• _Instruction_
Find every line in the records below that contains the word "name", and copy each such line.
--- --- ---
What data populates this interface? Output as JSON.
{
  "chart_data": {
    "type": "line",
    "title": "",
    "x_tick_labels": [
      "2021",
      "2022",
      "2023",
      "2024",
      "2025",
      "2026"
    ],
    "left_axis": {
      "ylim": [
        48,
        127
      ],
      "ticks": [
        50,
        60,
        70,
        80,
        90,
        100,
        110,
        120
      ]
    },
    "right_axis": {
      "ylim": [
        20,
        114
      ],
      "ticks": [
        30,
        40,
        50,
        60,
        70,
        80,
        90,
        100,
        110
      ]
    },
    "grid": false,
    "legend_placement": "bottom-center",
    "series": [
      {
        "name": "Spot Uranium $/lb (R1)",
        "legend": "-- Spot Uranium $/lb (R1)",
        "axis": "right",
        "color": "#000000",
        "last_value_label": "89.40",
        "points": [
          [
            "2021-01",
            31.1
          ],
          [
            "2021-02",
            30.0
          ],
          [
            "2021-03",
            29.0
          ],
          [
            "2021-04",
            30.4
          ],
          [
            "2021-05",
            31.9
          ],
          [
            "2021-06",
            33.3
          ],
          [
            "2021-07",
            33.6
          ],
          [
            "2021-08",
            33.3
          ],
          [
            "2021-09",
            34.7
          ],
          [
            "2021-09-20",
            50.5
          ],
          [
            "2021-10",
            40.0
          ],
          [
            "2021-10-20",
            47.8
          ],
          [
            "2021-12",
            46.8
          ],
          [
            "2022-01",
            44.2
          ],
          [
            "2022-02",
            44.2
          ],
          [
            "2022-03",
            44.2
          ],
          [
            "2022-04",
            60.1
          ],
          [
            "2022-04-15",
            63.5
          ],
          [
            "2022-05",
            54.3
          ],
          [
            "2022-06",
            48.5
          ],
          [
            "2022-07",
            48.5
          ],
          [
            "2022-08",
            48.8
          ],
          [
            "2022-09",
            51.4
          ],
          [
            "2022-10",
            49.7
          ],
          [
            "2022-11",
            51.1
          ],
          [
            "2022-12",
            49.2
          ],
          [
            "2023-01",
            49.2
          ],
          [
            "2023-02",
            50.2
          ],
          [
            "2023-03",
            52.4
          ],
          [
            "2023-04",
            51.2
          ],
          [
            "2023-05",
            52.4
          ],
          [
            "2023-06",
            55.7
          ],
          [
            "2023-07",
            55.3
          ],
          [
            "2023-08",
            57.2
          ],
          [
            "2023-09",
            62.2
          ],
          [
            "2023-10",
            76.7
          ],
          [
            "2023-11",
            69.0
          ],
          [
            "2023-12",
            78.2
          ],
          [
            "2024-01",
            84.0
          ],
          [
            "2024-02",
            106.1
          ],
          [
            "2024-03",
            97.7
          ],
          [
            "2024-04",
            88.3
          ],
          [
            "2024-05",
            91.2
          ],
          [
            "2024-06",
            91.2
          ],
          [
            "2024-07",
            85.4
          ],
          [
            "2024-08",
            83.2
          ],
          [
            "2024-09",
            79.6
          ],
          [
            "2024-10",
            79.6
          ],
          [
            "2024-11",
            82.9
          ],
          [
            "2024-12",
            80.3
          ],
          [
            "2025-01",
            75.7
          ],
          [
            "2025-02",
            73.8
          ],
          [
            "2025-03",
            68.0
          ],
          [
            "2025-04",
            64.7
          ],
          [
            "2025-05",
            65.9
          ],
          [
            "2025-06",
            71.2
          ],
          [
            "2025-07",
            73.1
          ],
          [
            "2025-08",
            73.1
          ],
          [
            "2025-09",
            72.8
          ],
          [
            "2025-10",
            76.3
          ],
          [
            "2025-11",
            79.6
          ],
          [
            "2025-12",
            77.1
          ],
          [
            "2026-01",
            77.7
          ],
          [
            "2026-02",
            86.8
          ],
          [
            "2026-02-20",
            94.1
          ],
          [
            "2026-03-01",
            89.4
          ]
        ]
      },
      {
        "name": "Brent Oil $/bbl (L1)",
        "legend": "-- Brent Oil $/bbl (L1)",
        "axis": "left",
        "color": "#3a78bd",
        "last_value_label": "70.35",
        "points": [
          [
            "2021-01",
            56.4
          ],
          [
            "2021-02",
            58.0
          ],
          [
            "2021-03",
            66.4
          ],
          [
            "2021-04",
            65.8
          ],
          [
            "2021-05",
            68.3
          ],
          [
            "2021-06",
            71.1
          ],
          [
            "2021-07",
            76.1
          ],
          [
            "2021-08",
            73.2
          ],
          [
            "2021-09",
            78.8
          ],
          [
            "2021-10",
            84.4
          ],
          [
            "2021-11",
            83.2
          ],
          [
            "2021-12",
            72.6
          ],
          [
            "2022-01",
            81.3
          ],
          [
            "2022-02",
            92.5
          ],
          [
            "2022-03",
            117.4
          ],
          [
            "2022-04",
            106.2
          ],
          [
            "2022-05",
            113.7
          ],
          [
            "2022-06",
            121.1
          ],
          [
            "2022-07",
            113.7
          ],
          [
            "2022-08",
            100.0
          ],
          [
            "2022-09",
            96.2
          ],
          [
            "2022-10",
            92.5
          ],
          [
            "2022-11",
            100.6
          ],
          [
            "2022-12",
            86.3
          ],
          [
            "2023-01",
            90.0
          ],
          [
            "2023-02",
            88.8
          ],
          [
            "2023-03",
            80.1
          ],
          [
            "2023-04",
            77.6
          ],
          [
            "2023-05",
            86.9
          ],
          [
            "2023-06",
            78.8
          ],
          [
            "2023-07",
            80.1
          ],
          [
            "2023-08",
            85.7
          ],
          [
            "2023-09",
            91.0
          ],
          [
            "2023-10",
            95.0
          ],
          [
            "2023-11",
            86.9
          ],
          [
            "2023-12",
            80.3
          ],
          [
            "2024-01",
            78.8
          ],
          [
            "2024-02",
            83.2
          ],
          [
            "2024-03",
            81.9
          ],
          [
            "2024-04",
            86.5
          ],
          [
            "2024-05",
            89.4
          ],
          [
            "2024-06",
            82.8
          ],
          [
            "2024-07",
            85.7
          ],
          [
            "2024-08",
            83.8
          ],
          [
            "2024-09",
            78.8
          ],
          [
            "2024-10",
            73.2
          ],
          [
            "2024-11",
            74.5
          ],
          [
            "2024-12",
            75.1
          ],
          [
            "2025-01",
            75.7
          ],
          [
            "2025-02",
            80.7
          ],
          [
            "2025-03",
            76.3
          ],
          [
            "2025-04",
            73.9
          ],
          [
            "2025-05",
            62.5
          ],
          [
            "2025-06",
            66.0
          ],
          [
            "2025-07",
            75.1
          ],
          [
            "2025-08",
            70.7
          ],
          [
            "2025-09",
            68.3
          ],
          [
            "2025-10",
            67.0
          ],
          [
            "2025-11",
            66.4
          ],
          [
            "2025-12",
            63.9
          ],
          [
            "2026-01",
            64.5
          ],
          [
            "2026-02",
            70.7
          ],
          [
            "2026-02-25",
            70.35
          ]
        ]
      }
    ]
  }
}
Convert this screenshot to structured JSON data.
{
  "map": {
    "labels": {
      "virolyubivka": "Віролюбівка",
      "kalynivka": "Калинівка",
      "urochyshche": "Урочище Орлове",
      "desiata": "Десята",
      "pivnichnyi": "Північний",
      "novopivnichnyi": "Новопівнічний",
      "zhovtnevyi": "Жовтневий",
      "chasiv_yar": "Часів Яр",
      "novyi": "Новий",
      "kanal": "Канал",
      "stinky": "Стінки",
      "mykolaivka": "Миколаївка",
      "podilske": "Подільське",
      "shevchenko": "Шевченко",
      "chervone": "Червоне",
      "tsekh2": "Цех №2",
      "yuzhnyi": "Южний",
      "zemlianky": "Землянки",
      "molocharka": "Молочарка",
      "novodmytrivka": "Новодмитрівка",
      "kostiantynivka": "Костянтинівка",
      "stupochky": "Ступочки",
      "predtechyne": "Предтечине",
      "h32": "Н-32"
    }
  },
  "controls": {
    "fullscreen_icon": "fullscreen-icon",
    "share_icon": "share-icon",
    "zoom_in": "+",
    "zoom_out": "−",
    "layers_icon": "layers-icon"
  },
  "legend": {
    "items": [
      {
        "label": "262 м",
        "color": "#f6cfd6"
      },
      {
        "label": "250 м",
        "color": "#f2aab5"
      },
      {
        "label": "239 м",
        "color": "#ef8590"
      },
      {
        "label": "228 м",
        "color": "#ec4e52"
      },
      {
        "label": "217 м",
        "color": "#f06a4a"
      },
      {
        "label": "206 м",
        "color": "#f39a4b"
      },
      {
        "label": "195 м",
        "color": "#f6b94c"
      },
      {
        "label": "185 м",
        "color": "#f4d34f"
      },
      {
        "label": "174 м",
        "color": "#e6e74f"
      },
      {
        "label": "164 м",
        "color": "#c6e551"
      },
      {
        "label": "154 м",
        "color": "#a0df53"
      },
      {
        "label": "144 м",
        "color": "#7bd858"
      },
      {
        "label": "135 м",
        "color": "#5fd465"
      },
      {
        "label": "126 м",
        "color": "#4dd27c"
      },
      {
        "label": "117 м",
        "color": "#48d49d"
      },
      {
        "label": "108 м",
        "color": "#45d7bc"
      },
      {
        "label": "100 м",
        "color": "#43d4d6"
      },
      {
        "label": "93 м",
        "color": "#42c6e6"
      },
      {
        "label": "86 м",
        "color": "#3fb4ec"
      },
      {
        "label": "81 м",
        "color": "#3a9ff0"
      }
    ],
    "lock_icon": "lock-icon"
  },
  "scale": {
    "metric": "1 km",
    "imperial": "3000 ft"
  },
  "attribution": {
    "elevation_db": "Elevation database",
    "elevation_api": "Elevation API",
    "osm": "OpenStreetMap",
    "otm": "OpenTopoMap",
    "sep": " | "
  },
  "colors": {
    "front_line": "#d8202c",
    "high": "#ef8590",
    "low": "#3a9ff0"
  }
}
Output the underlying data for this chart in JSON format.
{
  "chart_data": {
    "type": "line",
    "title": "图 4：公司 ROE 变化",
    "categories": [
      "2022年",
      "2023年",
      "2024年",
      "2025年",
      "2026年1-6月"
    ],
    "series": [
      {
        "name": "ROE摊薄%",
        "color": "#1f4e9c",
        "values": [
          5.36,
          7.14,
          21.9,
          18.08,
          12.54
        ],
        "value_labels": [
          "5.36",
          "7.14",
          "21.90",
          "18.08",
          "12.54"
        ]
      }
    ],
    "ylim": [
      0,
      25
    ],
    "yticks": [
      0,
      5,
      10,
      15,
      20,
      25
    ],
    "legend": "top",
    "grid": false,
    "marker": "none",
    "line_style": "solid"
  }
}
--- --- ---
• _Output for this task_
        "name": "Spot Uranium $/lb (R1)",
        "name": "Brent Oil $/bbl (L1)",
        "name": "ROE摊薄%",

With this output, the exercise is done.